◆ To be done:
Copy every entry word for word. Skip the pictures.

--- begin ---

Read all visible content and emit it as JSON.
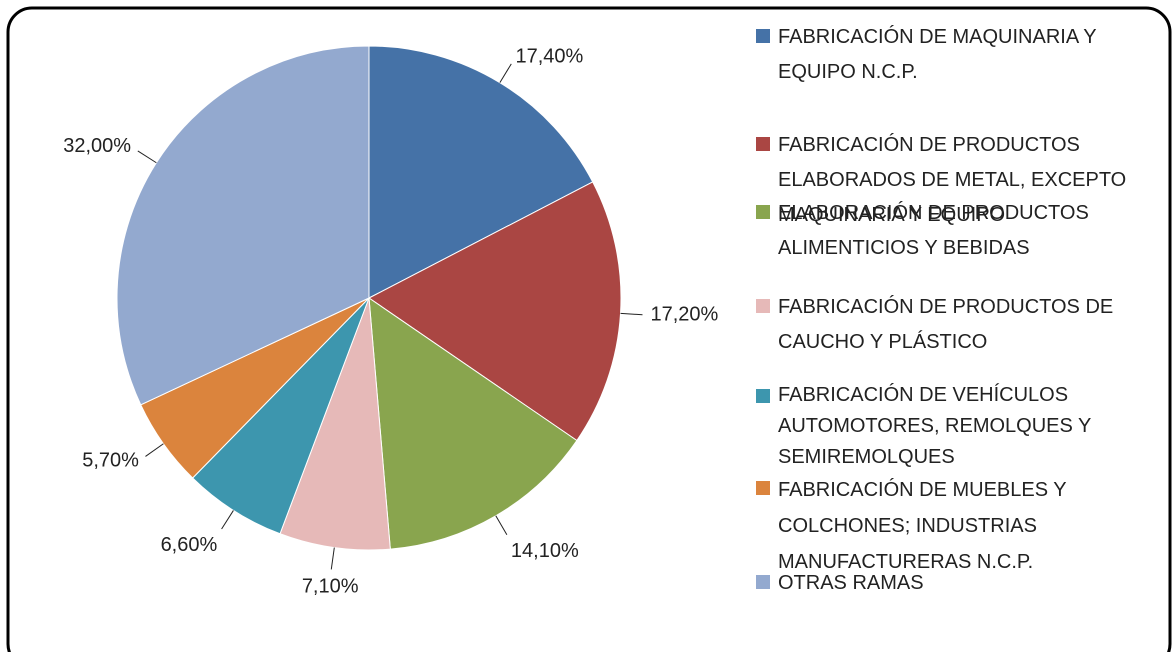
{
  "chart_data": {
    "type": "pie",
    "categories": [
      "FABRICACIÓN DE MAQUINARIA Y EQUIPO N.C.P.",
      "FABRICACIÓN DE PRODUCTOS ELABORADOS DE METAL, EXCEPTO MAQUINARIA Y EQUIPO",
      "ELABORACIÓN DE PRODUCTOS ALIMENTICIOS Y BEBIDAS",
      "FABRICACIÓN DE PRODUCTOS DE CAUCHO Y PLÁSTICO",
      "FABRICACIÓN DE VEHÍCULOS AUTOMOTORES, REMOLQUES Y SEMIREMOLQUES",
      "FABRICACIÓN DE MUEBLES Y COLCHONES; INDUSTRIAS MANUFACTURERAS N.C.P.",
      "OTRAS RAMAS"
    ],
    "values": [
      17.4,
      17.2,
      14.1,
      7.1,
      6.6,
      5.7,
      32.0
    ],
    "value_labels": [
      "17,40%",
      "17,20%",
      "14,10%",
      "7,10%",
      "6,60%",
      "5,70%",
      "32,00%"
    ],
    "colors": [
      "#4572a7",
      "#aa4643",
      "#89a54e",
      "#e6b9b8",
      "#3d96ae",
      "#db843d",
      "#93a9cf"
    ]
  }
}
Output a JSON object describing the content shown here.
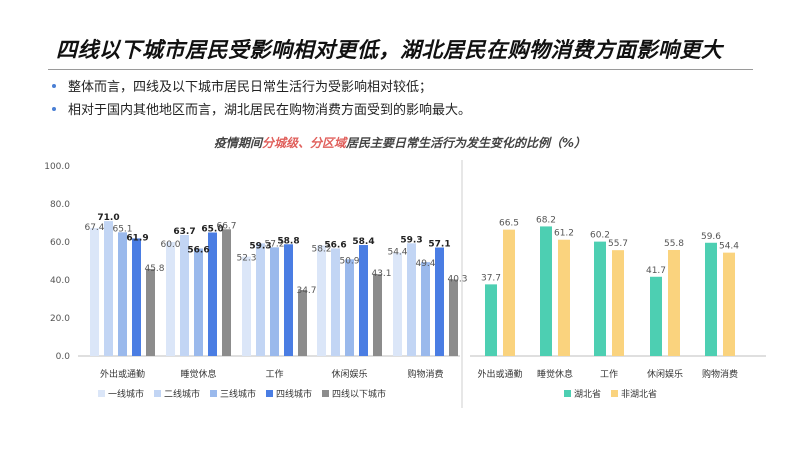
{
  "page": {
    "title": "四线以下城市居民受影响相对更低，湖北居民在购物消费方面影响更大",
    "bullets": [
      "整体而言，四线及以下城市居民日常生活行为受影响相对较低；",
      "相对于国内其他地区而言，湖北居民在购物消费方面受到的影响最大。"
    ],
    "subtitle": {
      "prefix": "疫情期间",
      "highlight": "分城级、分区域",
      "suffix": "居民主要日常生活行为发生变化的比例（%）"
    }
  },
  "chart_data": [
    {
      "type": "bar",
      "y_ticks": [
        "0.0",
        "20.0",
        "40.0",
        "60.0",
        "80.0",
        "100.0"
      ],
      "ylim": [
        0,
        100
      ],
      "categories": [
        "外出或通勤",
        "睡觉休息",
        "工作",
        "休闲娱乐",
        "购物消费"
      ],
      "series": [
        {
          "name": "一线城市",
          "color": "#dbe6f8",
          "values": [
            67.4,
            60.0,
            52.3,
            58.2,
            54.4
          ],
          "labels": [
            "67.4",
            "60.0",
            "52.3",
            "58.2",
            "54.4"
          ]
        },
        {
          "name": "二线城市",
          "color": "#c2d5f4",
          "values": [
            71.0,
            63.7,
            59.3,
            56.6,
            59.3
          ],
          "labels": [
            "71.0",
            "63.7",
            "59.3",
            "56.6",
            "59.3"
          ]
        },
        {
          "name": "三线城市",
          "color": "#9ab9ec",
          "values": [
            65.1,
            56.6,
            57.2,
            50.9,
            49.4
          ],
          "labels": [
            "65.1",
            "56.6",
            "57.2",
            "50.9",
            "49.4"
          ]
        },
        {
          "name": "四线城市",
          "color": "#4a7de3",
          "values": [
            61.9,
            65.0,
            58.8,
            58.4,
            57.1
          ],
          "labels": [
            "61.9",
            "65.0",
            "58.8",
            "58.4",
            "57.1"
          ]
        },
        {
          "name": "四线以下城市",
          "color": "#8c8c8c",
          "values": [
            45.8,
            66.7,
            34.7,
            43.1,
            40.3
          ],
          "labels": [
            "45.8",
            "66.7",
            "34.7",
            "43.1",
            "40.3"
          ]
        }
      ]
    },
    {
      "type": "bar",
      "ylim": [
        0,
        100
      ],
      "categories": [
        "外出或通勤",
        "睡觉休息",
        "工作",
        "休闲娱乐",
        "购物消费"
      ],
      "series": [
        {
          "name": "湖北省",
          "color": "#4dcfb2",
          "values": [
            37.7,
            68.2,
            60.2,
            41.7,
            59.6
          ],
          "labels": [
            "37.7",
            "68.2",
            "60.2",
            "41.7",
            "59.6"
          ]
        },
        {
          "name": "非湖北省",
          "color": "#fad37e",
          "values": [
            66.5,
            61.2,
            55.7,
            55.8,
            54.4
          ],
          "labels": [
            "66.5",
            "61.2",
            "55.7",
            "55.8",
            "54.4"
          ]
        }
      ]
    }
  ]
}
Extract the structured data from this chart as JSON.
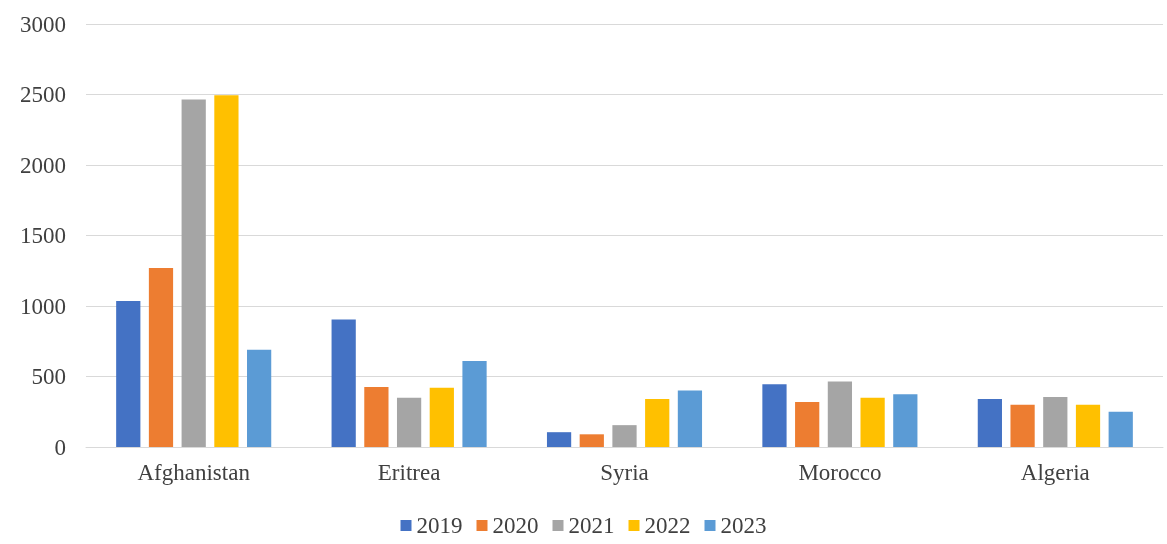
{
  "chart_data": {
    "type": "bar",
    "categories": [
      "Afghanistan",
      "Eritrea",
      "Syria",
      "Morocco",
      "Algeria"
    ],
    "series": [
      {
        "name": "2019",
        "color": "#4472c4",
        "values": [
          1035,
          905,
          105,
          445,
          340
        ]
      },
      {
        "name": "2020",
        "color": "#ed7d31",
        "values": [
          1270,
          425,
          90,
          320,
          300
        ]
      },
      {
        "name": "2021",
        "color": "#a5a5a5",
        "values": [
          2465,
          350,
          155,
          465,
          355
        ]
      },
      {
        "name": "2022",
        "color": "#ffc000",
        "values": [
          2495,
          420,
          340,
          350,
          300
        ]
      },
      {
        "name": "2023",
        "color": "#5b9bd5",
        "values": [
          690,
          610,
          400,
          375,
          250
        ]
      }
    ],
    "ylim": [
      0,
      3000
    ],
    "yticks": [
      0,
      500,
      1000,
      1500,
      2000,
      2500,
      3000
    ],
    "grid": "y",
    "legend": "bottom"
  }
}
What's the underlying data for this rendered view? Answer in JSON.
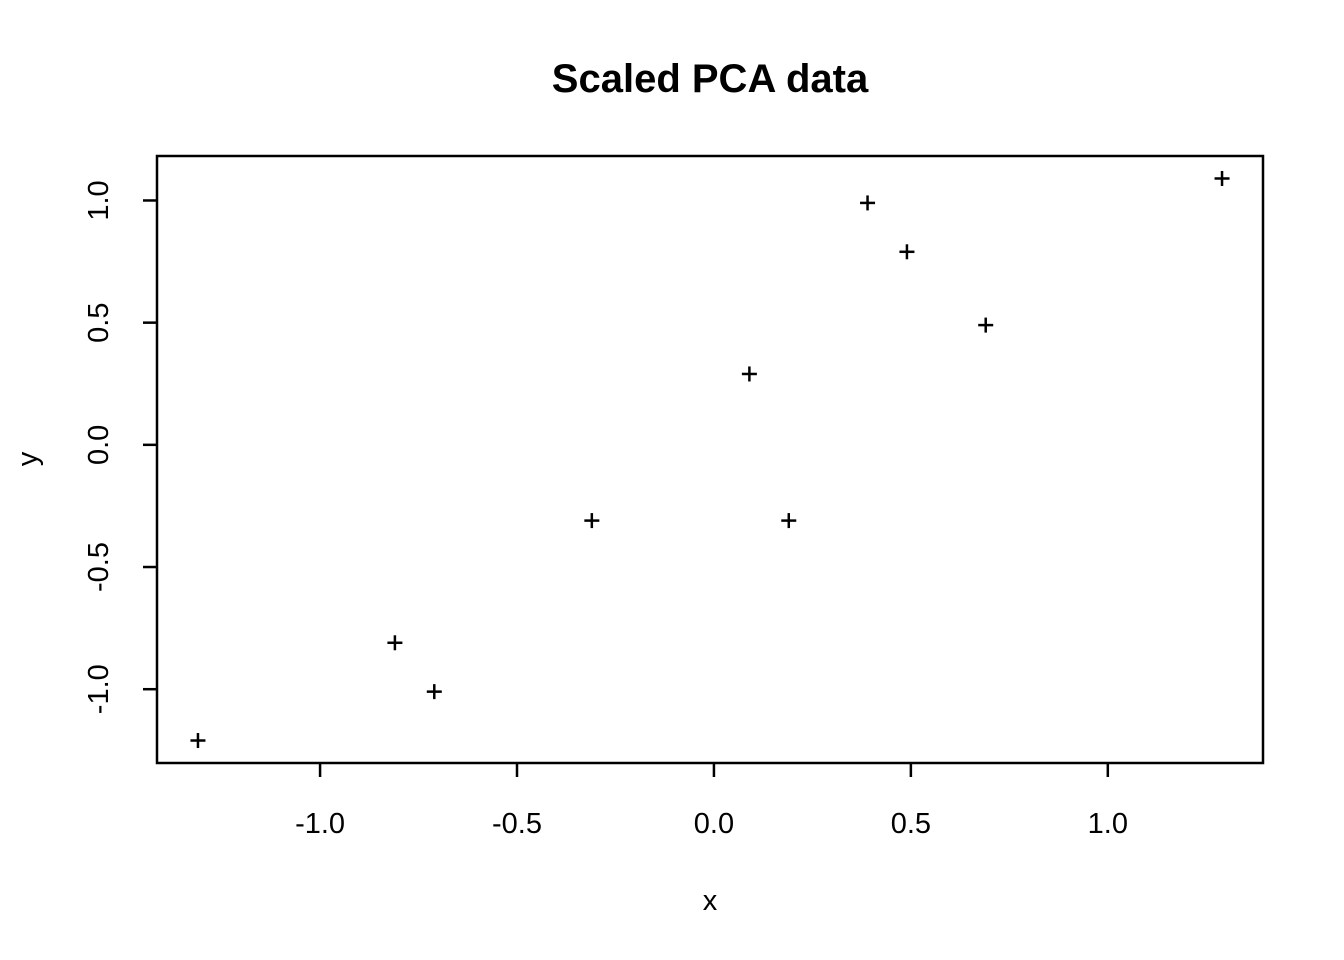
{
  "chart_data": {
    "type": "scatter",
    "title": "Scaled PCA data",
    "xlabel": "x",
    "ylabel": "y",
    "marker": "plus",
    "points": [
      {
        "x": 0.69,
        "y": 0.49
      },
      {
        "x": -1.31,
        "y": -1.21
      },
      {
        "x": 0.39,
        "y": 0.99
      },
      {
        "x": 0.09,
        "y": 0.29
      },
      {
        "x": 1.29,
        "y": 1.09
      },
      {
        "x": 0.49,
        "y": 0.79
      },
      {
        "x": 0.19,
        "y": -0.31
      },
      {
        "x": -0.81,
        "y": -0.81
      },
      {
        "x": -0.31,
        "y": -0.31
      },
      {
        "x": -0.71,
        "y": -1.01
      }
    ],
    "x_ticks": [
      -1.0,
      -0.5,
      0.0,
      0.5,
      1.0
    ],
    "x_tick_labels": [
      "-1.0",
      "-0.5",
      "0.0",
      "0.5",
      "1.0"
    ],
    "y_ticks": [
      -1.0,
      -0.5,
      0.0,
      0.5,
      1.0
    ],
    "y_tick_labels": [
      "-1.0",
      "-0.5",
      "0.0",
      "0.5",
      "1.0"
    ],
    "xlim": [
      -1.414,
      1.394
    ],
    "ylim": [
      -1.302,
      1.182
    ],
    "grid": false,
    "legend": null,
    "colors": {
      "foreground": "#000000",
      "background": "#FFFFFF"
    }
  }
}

--- end ---

◆ Worked answer:
Read all visible content and emit it as JSON.
{
  "chart_data": {
    "type": "pie",
    "categories": [
      "FABRICACIÓN DE MAQUINARIA Y EQUIPO N.C.P.",
      "FABRICACIÓN DE PRODUCTOS ELABORADOS DE METAL, EXCEPTO MAQUINARIA Y EQUIPO",
      "ELABORACIÓN DE PRODUCTOS ALIMENTICIOS Y BEBIDAS",
      "FABRICACIÓN DE PRODUCTOS DE CAUCHO Y PLÁSTICO",
      "FABRICACIÓN DE VEHÍCULOS AUTOMOTORES, REMOLQUES Y SEMIREMOLQUES",
      "FABRICACIÓN DE MUEBLES Y COLCHONES; INDUSTRIAS MANUFACTURERAS N.C.P.",
      "OTRAS RAMAS"
    ],
    "values": [
      17.4,
      17.2,
      14.1,
      7.1,
      6.6,
      5.7,
      32.0
    ],
    "value_labels": [
      "17,40%",
      "17,20%",
      "14,10%",
      "7,10%",
      "6,60%",
      "5,70%",
      "32,00%"
    ],
    "colors": [
      "#4572a7",
      "#aa4643",
      "#89a54e",
      "#e6b9b8",
      "#3d96ae",
      "#db843d",
      "#93a9cf"
    ]
  }
}
Output a JSON object describing the content shown here.
{
  "page": {
    "title": "四线以下城市居民受影响相对更低，湖北居民在购物消费方面影响更大",
    "bullets": [
      "整体而言，四线及以下城市居民日常生活行为受影响相对较低；",
      "相对于国内其他地区而言，湖北居民在购物消费方面受到的影响最大。"
    ],
    "subtitle": {
      "prefix": "疫情期间",
      "highlight": "分城级、分区域",
      "suffix": "居民主要日常生活行为发生变化的比例（%）"
    }
  },
  "chart_data": [
    {
      "type": "bar",
      "y_ticks": [
        "0.0",
        "20.0",
        "40.0",
        "60.0",
        "80.0",
        "100.0"
      ],
      "ylim": [
        0,
        100
      ],
      "categories": [
        "外出或通勤",
        "睡觉休息",
        "工作",
        "休闲娱乐",
        "购物消费"
      ],
      "series": [
        {
          "name": "一线城市",
          "color": "#dbe6f8",
          "values": [
            67.4,
            60.0,
            52.3,
            58.2,
            54.4
          ],
          "labels": [
            "67.4",
            "60.0",
            "52.3",
            "58.2",
            "54.4"
          ]
        },
        {
          "name": "二线城市",
          "color": "#c2d5f4",
          "values": [
            71.0,
            63.7,
            59.3,
            56.6,
            59.3
          ],
          "labels": [
            "71.0",
            "63.7",
            "59.3",
            "56.6",
            "59.3"
          ]
        },
        {
          "name": "三线城市",
          "color": "#9ab9ec",
          "values": [
            65.1,
            56.6,
            57.2,
            50.9,
            49.4
          ],
          "labels": [
            "65.1",
            "56.6",
            "57.2",
            "50.9",
            "49.4"
          ]
        },
        {
          "name": "四线城市",
          "color": "#4a7de3",
          "values": [
            61.9,
            65.0,
            58.8,
            58.4,
            57.1
          ],
          "labels": [
            "61.9",
            "65.0",
            "58.8",
            "58.4",
            "57.1"
          ]
        },
        {
          "name": "四线以下城市",
          "color": "#8c8c8c",
          "values": [
            45.8,
            66.7,
            34.7,
            43.1,
            40.3
          ],
          "labels": [
            "45.8",
            "66.7",
            "34.7",
            "43.1",
            "40.3"
          ]
        }
      ]
    },
    {
      "type": "bar",
      "ylim": [
        0,
        100
      ],
      "categories": [
        "外出或通勤",
        "睡觉休息",
        "工作",
        "休闲娱乐",
        "购物消费"
      ],
      "series": [
        {
          "name": "湖北省",
          "color": "#4dcfb2",
          "values": [
            37.7,
            68.2,
            60.2,
            41.7,
            59.6
          ],
          "labels": [
            "37.7",
            "68.2",
            "60.2",
            "41.7",
            "59.6"
          ]
        },
        {
          "name": "非湖北省",
          "color": "#fad37e",
          "values": [
            66.5,
            61.2,
            55.7,
            55.8,
            54.4
          ],
          "labels": [
            "66.5",
            "61.2",
            "55.7",
            "55.8",
            "54.4"
          ]
        }
      ]
    }
  ]
}
Extract the structured data from this chart as JSON.
{
  "chart_data": {
    "type": "bar",
    "categories": [
      "Afghanistan",
      "Eritrea",
      "Syria",
      "Morocco",
      "Algeria"
    ],
    "series": [
      {
        "name": "2019",
        "color": "#4472c4",
        "values": [
          1035,
          905,
          105,
          445,
          340
        ]
      },
      {
        "name": "2020",
        "color": "#ed7d31",
        "values": [
          1270,
          425,
          90,
          320,
          300
        ]
      },
      {
        "name": "2021",
        "color": "#a5a5a5",
        "values": [
          2465,
          350,
          155,
          465,
          355
        ]
      },
      {
        "name": "2022",
        "color": "#ffc000",
        "values": [
          2495,
          420,
          340,
          350,
          300
        ]
      },
      {
        "name": "2023",
        "color": "#5b9bd5",
        "values": [
          690,
          610,
          400,
          375,
          250
        ]
      }
    ],
    "ylim": [
      0,
      3000
    ],
    "yticks": [
      0,
      500,
      1000,
      1500,
      2000,
      2500,
      3000
    ],
    "grid": "y",
    "legend": "bottom"
  }
}
What's the underlying data for this rendered view? Answer in JSON.
{
  "chart_data": {
    "type": "scatter",
    "title": "Scaled PCA data",
    "xlabel": "x",
    "ylabel": "y",
    "marker": "plus",
    "points": [
      {
        "x": 0.69,
        "y": 0.49
      },
      {
        "x": -1.31,
        "y": -1.21
      },
      {
        "x": 0.39,
        "y": 0.99
      },
      {
        "x": 0.09,
        "y": 0.29
      },
      {
        "x": 1.29,
        "y": 1.09
      },
      {
        "x": 0.49,
        "y": 0.79
      },
      {
        "x": 0.19,
        "y": -0.31
      },
      {
        "x": -0.81,
        "y": -0.81
      },
      {
        "x": -0.31,
        "y": -0.31
      },
      {
        "x": -0.71,
        "y": -1.01
      }
    ],
    "x_ticks": [
      -1.0,
      -0.5,
      0.0,
      0.5,
      1.0
    ],
    "x_tick_labels": [
      "-1.0",
      "-0.5",
      "0.0",
      "0.5",
      "1.0"
    ],
    "y_ticks": [
      -1.0,
      -0.5,
      0.0,
      0.5,
      1.0
    ],
    "y_tick_labels": [
      "-1.0",
      "-0.5",
      "0.0",
      "0.5",
      "1.0"
    ],
    "xlim": [
      -1.414,
      1.394
    ],
    "ylim": [
      -1.302,
      1.182
    ],
    "grid": false,
    "legend": null,
    "colors": {
      "foreground": "#000000",
      "background": "#FFFFFF"
    }
  }
}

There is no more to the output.